Select each line where the word "Give" appears.

---

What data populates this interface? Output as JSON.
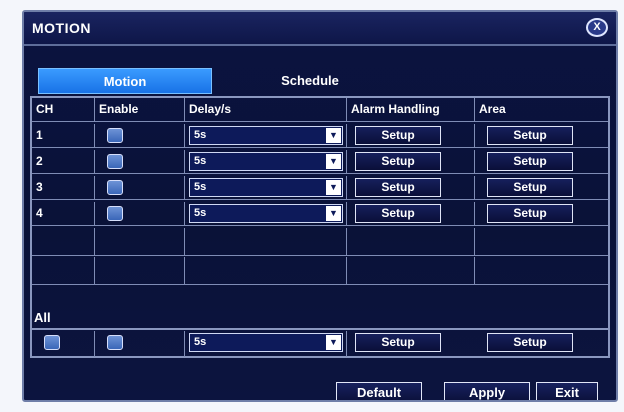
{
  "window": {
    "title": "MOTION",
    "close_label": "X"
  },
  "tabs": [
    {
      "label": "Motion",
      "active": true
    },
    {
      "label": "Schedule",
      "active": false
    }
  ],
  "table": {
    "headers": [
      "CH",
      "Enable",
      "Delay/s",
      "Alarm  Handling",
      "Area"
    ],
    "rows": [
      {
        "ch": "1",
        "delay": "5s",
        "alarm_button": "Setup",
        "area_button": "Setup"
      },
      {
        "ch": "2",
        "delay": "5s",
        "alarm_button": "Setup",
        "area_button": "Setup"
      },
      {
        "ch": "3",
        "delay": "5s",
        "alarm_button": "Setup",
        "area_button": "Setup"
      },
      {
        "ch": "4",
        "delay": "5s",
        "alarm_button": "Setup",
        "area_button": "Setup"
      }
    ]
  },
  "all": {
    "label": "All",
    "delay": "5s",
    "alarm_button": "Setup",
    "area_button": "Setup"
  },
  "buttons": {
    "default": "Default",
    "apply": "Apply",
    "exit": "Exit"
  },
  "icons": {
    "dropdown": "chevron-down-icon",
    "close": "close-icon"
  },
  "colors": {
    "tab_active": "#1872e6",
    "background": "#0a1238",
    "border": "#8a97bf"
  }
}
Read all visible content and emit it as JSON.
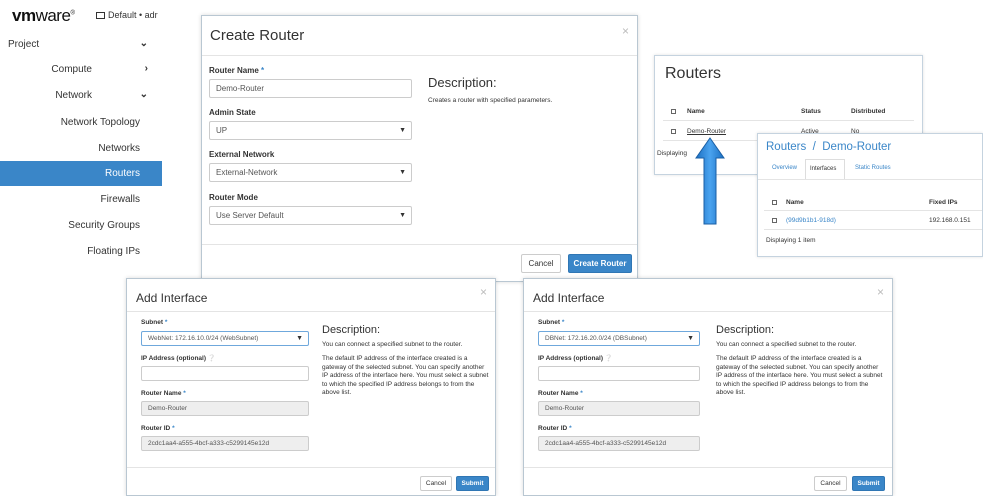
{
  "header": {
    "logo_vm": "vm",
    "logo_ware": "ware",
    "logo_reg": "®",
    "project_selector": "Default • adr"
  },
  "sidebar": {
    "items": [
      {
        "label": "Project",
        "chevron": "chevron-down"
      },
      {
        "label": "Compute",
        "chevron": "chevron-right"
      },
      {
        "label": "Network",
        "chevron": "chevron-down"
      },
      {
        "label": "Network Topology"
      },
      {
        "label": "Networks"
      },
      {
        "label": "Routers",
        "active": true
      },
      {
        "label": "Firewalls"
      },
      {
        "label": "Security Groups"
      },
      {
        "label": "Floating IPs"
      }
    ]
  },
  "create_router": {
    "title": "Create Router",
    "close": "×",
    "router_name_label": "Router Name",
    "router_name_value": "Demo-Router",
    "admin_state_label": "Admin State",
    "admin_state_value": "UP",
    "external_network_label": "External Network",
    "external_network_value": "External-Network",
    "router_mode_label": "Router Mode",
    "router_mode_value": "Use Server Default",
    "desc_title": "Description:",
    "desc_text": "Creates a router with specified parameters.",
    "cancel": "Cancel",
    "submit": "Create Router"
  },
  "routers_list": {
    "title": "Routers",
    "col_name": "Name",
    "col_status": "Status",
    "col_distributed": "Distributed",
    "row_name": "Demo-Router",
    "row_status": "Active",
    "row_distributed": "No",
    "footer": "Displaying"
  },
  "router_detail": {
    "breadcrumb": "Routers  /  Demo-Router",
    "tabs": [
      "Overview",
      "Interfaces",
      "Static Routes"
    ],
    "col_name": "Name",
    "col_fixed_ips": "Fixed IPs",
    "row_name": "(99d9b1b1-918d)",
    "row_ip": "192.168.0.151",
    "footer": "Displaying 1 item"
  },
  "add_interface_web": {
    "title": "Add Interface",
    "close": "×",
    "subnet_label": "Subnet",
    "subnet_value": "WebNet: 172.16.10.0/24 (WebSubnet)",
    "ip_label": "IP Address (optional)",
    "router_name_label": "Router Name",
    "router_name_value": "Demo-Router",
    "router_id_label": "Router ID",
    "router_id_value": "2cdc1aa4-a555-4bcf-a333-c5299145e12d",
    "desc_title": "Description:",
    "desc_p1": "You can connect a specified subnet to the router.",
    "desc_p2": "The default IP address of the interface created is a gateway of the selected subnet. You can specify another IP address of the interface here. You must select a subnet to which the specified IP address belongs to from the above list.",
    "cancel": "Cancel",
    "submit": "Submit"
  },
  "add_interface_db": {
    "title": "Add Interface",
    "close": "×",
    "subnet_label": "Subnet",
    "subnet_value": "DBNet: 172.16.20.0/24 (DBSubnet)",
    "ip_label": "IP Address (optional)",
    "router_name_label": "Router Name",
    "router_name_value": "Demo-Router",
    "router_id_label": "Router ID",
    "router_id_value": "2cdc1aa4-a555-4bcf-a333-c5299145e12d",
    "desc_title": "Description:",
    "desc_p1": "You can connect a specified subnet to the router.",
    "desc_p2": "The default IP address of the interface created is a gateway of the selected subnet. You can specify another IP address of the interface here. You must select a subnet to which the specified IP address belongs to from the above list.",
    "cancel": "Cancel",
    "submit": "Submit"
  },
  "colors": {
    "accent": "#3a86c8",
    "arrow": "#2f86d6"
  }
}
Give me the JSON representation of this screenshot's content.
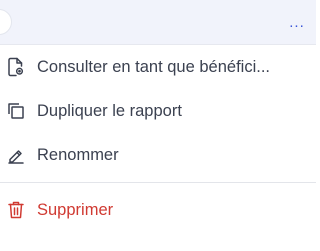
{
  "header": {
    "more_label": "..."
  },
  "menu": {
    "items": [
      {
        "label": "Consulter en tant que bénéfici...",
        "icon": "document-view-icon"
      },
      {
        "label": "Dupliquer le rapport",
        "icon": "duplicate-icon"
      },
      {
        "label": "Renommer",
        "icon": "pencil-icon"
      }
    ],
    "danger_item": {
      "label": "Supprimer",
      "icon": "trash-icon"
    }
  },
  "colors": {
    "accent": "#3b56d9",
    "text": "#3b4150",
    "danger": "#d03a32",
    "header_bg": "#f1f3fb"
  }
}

---

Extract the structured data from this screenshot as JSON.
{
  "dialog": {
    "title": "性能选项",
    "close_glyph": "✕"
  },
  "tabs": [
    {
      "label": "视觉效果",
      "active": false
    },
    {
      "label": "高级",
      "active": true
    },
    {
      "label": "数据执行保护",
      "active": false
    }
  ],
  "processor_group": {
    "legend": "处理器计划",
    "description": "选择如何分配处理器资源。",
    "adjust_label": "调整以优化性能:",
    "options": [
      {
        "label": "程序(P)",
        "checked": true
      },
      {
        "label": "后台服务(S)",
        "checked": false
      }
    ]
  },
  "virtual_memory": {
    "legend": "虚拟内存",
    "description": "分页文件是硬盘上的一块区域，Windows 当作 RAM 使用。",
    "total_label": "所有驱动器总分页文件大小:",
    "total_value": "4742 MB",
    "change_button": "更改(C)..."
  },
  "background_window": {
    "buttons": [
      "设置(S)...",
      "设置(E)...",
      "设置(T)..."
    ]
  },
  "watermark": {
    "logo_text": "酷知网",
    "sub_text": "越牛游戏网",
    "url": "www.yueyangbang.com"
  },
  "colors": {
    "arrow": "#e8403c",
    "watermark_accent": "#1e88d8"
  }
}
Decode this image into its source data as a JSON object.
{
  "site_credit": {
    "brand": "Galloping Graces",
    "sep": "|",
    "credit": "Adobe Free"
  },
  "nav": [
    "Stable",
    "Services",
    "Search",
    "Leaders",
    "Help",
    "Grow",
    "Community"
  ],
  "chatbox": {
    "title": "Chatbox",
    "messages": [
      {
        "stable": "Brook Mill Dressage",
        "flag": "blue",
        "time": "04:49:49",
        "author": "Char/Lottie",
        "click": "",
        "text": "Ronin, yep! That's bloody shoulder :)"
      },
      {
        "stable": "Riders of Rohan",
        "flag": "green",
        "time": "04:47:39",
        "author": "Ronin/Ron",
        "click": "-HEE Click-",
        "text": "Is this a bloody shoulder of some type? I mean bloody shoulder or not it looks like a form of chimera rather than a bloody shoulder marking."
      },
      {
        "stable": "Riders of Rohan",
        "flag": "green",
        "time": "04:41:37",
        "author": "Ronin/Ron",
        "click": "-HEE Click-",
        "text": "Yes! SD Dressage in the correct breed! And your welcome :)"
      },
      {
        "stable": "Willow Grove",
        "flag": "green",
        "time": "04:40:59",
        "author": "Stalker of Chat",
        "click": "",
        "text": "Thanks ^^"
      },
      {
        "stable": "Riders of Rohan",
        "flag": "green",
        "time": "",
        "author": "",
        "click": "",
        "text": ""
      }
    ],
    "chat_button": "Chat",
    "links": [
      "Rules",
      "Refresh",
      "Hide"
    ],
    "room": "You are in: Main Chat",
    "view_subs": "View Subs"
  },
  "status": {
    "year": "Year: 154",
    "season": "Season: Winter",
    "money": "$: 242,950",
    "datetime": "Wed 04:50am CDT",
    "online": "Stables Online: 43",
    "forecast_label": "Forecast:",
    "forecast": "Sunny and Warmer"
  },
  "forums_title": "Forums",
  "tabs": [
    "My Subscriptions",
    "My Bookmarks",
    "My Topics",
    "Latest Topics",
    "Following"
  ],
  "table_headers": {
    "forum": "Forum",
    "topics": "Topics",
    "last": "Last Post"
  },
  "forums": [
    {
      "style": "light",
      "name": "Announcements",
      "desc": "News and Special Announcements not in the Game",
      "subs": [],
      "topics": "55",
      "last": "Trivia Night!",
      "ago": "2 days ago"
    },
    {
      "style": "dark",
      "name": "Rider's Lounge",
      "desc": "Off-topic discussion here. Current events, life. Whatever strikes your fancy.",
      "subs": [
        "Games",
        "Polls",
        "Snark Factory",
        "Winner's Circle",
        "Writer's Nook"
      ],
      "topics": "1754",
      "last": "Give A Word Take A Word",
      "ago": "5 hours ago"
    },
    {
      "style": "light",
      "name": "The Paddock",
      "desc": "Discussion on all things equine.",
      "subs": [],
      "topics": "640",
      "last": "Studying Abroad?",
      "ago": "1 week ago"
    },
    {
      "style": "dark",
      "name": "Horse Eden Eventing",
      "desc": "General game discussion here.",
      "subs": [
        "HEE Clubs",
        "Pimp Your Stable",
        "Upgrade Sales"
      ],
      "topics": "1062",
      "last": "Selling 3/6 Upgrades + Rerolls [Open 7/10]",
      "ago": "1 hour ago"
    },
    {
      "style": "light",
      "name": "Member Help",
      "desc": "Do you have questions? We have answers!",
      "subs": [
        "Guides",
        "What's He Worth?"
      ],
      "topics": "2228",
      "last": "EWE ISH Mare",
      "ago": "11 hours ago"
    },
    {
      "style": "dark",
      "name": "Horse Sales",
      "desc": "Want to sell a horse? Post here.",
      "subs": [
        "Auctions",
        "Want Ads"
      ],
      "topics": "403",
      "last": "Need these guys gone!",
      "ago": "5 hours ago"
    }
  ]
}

---

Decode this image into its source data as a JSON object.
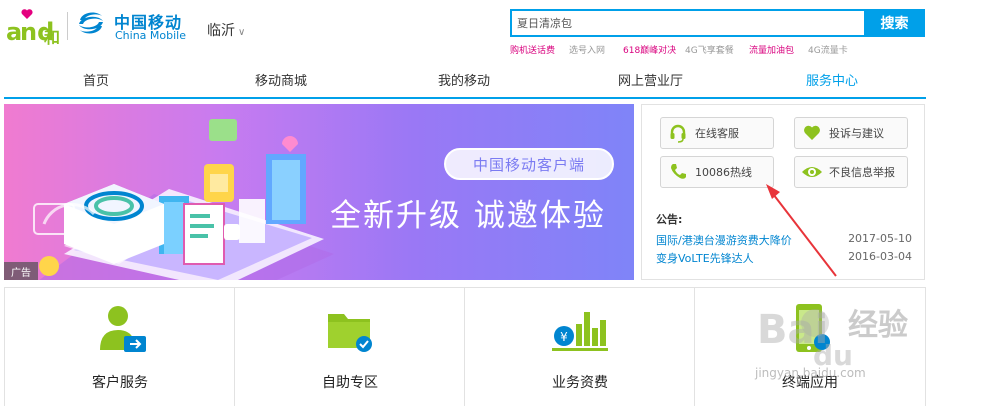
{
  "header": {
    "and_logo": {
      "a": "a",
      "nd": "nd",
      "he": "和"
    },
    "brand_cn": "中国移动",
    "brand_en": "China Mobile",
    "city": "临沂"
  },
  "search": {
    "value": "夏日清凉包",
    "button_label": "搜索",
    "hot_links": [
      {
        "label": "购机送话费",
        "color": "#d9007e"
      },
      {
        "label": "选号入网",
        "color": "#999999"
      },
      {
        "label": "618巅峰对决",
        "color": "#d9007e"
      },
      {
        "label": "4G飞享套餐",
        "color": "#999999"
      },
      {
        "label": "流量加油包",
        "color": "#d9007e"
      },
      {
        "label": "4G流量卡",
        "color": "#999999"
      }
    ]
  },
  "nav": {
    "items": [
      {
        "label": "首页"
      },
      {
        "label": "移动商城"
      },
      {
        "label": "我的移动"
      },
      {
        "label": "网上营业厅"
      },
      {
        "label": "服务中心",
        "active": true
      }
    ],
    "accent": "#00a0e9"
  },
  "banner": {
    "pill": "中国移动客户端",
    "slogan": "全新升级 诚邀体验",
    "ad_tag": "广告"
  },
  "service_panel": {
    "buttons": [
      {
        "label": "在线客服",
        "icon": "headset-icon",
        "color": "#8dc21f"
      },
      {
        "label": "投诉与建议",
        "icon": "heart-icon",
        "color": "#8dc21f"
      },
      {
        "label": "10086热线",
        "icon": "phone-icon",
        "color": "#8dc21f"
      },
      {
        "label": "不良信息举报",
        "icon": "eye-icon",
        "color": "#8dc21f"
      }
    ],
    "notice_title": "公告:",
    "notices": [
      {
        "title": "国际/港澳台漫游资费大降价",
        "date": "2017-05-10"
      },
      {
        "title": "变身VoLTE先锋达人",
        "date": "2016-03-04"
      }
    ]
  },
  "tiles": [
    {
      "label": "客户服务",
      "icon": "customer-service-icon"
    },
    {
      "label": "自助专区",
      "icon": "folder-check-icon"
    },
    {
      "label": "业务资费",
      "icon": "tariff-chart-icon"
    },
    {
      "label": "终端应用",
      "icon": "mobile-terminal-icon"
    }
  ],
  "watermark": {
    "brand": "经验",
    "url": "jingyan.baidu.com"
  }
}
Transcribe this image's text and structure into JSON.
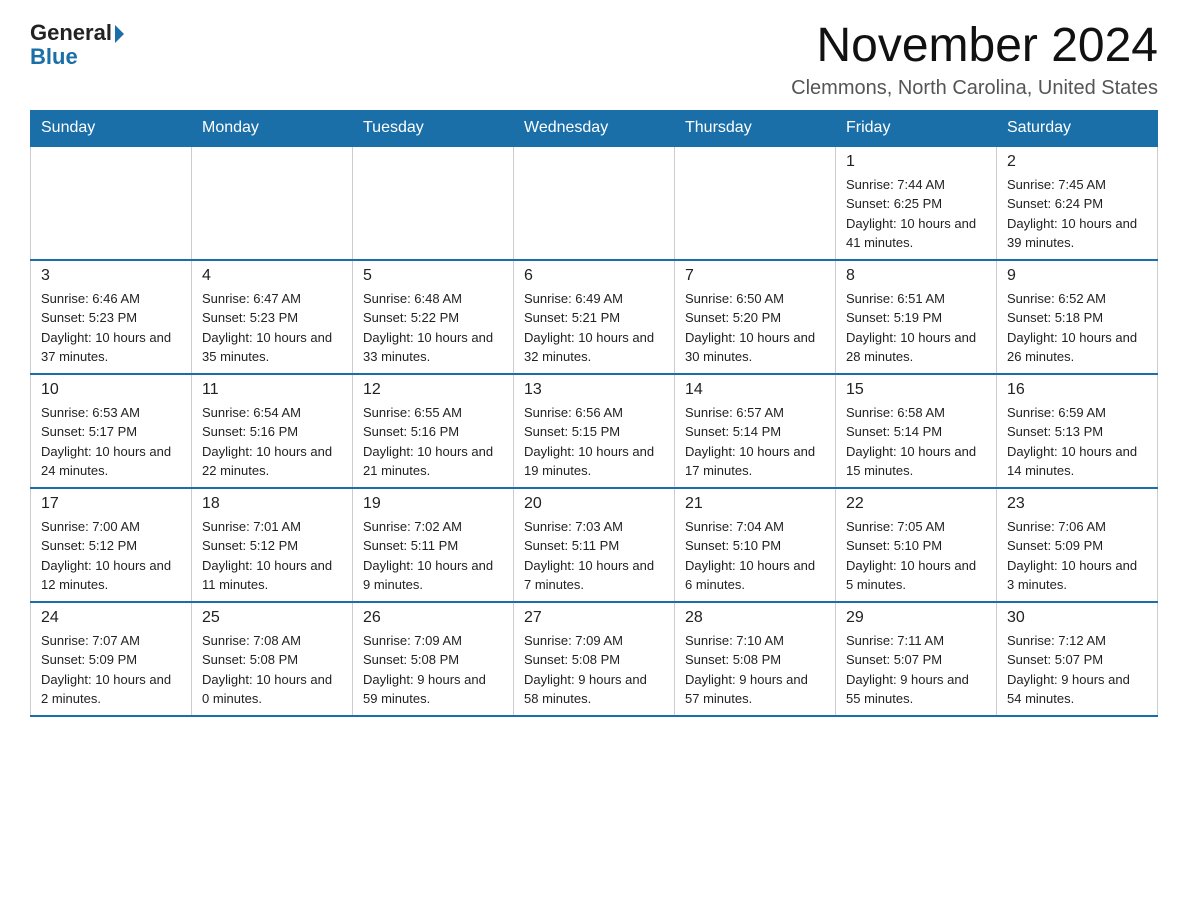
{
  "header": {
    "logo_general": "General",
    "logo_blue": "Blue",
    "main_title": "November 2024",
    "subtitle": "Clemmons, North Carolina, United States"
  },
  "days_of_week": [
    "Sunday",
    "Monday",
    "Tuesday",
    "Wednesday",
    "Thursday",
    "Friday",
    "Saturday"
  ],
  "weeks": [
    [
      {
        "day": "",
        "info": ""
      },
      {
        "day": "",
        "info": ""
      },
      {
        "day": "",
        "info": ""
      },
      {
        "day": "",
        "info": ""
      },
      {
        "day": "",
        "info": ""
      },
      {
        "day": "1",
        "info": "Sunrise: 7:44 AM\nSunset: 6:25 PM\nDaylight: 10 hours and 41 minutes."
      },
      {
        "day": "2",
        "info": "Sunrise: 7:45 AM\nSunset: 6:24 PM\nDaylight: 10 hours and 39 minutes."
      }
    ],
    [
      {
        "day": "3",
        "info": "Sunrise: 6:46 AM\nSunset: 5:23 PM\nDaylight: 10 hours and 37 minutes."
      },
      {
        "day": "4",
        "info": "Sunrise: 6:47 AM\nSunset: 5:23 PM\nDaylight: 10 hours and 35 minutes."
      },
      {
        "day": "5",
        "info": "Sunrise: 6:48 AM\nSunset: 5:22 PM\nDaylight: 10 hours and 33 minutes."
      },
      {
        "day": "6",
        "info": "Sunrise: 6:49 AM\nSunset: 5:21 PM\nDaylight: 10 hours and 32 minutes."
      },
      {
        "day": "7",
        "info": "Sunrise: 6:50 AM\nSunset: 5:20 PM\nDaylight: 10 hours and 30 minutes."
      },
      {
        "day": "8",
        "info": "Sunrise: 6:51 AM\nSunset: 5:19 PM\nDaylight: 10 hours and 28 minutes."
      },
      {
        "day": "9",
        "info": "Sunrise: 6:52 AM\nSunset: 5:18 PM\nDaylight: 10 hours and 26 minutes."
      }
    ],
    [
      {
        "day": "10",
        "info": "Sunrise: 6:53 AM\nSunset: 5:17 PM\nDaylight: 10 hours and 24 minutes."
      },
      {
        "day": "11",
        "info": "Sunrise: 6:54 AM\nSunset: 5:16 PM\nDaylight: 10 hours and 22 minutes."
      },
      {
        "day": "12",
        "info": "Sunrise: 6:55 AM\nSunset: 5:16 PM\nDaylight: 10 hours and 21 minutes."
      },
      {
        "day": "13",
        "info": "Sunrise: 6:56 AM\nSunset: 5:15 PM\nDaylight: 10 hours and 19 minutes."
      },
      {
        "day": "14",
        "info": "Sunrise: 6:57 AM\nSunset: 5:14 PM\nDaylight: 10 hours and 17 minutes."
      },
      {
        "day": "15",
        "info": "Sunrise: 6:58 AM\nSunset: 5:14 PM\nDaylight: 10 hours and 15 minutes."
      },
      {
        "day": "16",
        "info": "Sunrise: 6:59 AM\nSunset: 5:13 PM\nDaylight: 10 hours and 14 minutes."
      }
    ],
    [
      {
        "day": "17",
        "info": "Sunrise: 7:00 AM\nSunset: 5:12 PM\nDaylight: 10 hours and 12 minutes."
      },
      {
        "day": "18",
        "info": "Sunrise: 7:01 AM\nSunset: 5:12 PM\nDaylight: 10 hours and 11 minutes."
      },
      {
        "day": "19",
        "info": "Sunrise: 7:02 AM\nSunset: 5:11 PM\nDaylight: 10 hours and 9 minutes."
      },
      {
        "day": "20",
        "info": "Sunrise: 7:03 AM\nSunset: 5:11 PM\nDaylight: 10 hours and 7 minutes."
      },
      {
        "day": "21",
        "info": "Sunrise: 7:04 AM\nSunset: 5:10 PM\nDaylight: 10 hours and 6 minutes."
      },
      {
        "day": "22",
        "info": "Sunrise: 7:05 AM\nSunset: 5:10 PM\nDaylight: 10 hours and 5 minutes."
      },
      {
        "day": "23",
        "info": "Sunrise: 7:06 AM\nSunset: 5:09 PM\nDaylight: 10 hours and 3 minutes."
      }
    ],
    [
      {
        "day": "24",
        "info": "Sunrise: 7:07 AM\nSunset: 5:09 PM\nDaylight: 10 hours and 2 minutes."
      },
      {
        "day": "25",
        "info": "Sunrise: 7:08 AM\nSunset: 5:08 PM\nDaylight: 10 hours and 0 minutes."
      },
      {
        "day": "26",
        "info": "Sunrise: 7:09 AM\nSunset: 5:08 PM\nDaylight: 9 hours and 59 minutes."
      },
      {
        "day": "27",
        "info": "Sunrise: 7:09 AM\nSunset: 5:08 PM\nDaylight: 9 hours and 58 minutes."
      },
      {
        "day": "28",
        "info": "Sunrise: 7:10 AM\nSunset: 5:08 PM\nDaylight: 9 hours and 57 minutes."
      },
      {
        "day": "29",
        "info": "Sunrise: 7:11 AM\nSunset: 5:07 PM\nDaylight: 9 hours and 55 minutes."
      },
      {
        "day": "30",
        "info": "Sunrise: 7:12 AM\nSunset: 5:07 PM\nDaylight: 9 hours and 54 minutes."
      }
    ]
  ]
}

---

* _Solution to the problem_:
Give me the JSON representation of this screenshot's content.
      "last": "Give A Word Take A Word",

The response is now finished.